Лоуренс к этому времени уже нажил капитал на быстро развивавшейся атлантической торговле, в частности на продаже рабов. В 1749 г., двадцатипятилетним юношей, он организовал торговую компанию «Остин & Лоуренс», которая через десять лет расширилась за счет нового партнера Джорджа Эплби. Более половины рабов, которые Англия ввезла в свои колонии в Америке (ставшие потом Соединенными Штатами), попадали туда через город Чарльстон, откуда они распространялись по всему Югу. Его фирма играла в этом процессе ведущую роль, и сам Лоуренс был хорошо осведомлен об этнографических различиях африканских племен, которых доставляли невольничьи суда. Он отдавал предпочтение народам Гамбии и Золотого берега для работ на плантациях и испытывал решительное отвращение к племени игбо и ангольцам [36].
Подобно представителю предыдущего поколения Хэмфри Морису, Лоуренс организовал почти шестьдесят судов для доставки рабов. В отличие от Мориса, который, в основном, был единственным владельцем и инвестором таких рейсов, Лоуренс распределял риски, объединяя капиталы в торговую компанию. Он писал: «Африканская торговля более склонна к всевозможным несчастным случаям, чем любая другая, поэтому очень важно самому стать авантюристом, чтобы избежать разорения». Торговля была опасна, как он предостерегал капитана Тодда, но она также приносила прибыль или, как он когда-то выразился, была самым «выгодным делом». К 1760 г. Лоуренс был одним из самых богатых торговцев не только в Южной Каролине, но и во всех американских колониях.

**********

Что сделать ::
Продолжите текст о работорговле Лоуренса, начав сразу после его последнего предложения.

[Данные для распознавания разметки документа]
**********

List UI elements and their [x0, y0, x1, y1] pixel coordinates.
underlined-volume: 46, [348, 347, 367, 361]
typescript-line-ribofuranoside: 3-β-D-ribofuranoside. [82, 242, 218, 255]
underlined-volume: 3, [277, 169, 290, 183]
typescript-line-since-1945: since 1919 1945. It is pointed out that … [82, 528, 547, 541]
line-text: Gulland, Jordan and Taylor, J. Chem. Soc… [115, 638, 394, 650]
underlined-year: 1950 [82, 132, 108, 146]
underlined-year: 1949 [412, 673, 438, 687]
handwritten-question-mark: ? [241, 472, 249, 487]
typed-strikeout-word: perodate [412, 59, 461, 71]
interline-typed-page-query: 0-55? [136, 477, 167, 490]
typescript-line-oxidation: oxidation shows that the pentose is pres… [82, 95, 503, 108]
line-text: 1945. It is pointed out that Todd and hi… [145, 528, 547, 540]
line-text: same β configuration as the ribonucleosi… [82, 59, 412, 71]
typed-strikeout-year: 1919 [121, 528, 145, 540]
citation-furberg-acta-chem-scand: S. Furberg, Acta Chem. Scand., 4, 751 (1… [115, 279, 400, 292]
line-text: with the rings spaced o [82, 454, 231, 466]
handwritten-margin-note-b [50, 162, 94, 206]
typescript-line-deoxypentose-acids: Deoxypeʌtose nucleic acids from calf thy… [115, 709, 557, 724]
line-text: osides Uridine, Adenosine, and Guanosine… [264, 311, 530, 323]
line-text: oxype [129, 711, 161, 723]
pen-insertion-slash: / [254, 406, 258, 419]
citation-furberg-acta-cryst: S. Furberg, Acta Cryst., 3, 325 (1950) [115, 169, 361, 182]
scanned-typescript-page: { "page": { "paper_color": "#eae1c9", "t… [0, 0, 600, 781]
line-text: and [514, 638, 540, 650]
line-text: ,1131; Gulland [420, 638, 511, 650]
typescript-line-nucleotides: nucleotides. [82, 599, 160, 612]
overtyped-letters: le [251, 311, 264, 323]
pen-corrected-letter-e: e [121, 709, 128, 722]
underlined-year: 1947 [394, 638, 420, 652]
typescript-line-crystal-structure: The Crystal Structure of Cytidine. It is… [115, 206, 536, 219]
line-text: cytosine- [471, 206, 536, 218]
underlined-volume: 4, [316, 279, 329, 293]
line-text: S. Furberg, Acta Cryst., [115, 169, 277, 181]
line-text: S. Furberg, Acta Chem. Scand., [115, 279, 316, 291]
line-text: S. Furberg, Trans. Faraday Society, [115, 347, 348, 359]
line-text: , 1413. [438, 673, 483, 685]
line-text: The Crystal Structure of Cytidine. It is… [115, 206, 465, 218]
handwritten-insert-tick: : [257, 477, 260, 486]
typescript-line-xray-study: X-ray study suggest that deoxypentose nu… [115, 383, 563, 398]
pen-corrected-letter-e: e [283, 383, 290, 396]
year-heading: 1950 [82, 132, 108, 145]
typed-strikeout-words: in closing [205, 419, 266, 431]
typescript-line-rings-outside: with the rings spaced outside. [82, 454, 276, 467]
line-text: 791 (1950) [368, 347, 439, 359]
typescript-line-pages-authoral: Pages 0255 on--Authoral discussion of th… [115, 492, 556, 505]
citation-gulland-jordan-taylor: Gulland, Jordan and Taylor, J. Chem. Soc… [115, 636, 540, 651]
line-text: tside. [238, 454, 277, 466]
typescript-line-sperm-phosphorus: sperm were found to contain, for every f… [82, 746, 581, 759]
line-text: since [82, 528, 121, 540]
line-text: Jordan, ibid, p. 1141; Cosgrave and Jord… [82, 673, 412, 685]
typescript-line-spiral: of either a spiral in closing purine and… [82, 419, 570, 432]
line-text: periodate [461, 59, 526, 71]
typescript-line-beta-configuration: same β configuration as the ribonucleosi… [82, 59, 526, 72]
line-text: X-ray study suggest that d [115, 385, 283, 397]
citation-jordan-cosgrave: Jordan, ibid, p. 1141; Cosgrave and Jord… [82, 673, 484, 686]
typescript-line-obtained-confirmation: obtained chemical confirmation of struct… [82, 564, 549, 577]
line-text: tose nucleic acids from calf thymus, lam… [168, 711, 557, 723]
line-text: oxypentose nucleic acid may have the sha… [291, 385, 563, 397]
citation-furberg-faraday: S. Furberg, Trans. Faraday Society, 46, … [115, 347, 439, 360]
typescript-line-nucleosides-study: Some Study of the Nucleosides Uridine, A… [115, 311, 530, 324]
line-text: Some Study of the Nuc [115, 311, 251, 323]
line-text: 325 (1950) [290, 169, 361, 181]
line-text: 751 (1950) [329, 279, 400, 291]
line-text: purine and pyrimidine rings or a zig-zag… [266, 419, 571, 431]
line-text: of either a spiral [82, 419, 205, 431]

**********

Поле ответа ::
В 1763 г. он осознанно забрал большую часть своих вложений из бизнеса работорговли, хотя, судя по его письму к капитану Тодду, он продолжал ею заниматься. Он потерял обоих партнеров и богатых покровителей, что, возможно, вынудило его прекратить рисковать. Или, возможно, богатый торговец просто больше не желал быть «авантюристом». В любом случае, он обратил свое внимание — и свою прибыль от работорговли — на разные сферы деятельности: плантации, спекуляции землей, политику. Он приобретал и объединял участки, и в течение некоторого времени у него оказалось шесть крупных плантаций. Две из них (Broughton Island, New Норе) были расположены в Джорджии и четыре — в Южной Каролине (Wambaw, Wrights Savannah, Mount Tacitus, Mepkin). Последняя плантация, его главная резиденция, составляла 3143 акра, и там целая сотня рабов выращивала рис и другие продукты на экспорт. Все это отправлялось на тридцать миль вниз по течению реки Купер к Чарльстону и оттуда вливалось в атлантическую экономику.
Лоуренс превратил экономическую власть в политическую. Его 17 раз избирали делегатом от Южной Каролины в Континентальный конгресс, где он некоторое время занимал пост председателя. Он способствовал подписанию Парижского мира, который дал американским колониям независимость11, и в 1787 г. он был избран представителем Южной Каролины для выработки Конституции (хотя он отказался от дальнейшей службы). Этот человек, который советовал капитану Тодду стараться не попасть в руки своих пленников, ради своего богатства, положения и благородной жизни держал в своей власти плантатора и работорговца сотни и даже тысячи жизней.